Dataset items:
● ● ●

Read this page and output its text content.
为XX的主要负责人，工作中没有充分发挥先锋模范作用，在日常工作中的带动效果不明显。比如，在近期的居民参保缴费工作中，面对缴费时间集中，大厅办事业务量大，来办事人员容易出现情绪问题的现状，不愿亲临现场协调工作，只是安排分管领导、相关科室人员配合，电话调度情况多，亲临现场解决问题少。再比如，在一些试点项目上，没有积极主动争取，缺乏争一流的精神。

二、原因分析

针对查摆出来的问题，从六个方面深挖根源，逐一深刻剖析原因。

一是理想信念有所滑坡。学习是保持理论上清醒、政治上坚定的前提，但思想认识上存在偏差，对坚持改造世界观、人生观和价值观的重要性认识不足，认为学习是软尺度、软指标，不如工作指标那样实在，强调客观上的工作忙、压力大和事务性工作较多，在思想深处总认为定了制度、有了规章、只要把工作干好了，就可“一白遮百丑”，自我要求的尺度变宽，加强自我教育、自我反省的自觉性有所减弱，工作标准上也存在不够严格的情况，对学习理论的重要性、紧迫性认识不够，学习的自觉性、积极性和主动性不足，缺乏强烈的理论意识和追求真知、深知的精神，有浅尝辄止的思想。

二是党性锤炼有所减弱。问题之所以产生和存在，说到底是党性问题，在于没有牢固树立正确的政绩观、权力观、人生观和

● ● ●

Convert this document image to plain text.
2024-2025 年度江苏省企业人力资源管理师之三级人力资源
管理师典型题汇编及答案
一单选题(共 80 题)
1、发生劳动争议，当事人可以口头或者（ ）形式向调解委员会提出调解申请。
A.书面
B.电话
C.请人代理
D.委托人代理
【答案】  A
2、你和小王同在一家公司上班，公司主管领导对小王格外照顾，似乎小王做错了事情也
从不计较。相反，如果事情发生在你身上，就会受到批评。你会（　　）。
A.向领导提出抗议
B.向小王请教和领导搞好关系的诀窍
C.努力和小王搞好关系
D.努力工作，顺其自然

● ● ●

» TASK TO CARRY OUT
Gather each line holding the string "text".

» PROBLEM SOLUTION
Read this page and output its text content.
Convert this document image to plain text.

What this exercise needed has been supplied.